▶ OBJECTIVE
For the entries that follow, state how many lines include the word "xlabel", giving the number and nothing else.
***** MATERIAL *****
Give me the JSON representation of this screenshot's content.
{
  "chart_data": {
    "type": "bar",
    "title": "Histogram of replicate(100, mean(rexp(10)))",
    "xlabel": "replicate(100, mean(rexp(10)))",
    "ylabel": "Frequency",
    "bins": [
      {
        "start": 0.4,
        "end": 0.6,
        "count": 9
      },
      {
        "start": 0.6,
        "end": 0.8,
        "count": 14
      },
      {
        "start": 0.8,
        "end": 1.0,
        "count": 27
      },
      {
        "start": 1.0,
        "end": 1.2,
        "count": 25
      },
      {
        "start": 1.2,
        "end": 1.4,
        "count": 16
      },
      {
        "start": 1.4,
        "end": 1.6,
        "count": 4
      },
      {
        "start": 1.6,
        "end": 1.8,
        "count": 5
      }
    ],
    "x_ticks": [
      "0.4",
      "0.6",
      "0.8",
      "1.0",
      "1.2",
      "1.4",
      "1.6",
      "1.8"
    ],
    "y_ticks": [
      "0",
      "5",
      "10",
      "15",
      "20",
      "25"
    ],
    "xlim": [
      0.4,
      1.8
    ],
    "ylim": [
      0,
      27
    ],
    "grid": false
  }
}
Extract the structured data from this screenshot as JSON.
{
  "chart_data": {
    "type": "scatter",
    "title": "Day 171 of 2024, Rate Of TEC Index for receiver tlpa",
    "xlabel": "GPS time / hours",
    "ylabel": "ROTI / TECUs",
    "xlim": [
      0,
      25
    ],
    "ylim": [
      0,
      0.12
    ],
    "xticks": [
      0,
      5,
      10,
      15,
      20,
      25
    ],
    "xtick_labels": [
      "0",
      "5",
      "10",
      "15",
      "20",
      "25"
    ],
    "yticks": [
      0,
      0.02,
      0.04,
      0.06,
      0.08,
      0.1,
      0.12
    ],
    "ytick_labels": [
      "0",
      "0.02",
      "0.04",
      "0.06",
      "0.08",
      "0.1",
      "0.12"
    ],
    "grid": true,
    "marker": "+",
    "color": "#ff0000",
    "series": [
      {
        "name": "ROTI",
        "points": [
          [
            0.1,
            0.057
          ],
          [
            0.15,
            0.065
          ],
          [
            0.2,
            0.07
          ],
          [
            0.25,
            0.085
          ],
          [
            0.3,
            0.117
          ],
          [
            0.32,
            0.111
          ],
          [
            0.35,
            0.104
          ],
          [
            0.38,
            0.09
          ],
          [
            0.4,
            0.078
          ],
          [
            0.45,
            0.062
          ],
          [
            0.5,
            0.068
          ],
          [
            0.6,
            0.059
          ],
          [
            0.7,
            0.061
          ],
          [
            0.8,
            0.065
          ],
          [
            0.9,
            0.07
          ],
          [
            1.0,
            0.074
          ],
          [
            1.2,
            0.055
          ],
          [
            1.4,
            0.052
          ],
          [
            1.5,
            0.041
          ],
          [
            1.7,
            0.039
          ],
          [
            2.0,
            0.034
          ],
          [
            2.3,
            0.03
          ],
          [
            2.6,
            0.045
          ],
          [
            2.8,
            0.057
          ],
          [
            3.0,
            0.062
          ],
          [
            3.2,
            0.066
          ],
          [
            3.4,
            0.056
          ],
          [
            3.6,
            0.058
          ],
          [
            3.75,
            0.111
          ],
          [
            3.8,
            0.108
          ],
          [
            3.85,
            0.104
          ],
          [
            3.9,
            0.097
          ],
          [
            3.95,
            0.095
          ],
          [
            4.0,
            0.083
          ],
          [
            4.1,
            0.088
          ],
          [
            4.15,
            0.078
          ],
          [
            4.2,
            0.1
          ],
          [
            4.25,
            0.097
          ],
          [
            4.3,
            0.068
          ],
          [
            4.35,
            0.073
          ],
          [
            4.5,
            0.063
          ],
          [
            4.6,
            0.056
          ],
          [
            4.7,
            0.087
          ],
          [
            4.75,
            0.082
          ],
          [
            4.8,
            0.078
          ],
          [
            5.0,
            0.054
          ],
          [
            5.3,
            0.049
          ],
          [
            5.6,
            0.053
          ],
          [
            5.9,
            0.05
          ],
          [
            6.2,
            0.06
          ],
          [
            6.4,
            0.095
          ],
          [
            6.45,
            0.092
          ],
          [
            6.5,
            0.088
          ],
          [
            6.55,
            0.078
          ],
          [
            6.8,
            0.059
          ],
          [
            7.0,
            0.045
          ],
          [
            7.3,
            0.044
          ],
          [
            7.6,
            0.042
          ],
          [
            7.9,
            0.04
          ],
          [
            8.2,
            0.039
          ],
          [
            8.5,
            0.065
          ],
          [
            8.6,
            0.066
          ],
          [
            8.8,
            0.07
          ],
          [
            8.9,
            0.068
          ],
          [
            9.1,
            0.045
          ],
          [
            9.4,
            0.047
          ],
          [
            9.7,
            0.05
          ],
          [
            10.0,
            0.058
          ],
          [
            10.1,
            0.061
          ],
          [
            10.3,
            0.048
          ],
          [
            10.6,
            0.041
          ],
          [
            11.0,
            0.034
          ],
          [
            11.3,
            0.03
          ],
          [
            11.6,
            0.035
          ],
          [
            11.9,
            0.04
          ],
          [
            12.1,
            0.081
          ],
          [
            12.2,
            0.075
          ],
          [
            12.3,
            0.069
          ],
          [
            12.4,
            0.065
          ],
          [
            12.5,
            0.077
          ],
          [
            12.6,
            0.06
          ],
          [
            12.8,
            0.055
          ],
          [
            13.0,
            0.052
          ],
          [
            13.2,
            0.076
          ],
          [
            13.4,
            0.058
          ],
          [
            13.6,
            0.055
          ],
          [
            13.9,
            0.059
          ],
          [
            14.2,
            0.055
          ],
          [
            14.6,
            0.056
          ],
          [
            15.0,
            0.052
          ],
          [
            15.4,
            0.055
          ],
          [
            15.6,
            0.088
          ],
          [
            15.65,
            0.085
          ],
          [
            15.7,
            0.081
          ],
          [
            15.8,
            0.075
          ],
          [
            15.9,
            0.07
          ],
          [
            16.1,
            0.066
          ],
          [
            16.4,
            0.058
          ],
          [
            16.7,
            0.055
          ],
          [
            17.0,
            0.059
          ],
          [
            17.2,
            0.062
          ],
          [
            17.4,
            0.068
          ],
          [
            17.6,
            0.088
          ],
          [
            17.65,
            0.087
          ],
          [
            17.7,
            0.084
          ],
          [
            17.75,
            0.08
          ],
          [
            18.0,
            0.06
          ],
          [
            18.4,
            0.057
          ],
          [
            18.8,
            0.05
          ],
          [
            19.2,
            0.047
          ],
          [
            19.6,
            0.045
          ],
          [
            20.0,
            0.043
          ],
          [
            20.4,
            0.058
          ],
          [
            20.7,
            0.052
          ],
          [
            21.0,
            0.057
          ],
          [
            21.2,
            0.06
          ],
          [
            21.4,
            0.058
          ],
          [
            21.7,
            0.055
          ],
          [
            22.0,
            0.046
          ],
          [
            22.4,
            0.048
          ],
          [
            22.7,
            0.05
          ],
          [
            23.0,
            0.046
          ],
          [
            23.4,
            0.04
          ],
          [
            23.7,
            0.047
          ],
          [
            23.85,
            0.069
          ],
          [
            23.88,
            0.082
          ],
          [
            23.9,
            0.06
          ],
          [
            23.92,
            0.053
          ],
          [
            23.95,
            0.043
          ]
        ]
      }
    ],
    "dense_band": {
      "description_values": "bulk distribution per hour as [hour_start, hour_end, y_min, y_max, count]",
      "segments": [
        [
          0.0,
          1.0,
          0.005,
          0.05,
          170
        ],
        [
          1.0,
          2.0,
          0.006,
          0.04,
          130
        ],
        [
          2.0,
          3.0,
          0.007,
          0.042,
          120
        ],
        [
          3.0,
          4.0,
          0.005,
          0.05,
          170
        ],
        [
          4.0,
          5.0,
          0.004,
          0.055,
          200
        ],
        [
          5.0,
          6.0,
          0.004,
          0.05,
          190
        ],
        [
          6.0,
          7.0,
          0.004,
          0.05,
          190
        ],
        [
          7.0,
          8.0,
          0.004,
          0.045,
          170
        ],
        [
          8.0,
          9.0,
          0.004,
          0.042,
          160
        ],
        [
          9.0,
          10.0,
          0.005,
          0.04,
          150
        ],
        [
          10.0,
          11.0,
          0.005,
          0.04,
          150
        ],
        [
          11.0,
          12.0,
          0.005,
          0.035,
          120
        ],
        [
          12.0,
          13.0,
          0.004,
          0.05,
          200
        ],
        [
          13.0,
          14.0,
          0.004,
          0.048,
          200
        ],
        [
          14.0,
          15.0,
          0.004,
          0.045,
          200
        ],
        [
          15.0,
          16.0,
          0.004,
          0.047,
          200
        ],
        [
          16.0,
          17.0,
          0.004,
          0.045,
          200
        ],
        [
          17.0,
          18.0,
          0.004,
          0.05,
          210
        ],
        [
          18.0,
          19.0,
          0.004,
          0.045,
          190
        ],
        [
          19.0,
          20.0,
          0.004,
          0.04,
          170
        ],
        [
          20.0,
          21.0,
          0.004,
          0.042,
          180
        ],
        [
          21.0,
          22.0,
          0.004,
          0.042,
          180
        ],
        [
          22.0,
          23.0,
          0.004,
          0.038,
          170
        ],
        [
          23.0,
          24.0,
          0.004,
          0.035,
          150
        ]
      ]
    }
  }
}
*****
▶ THE SOLUTION
2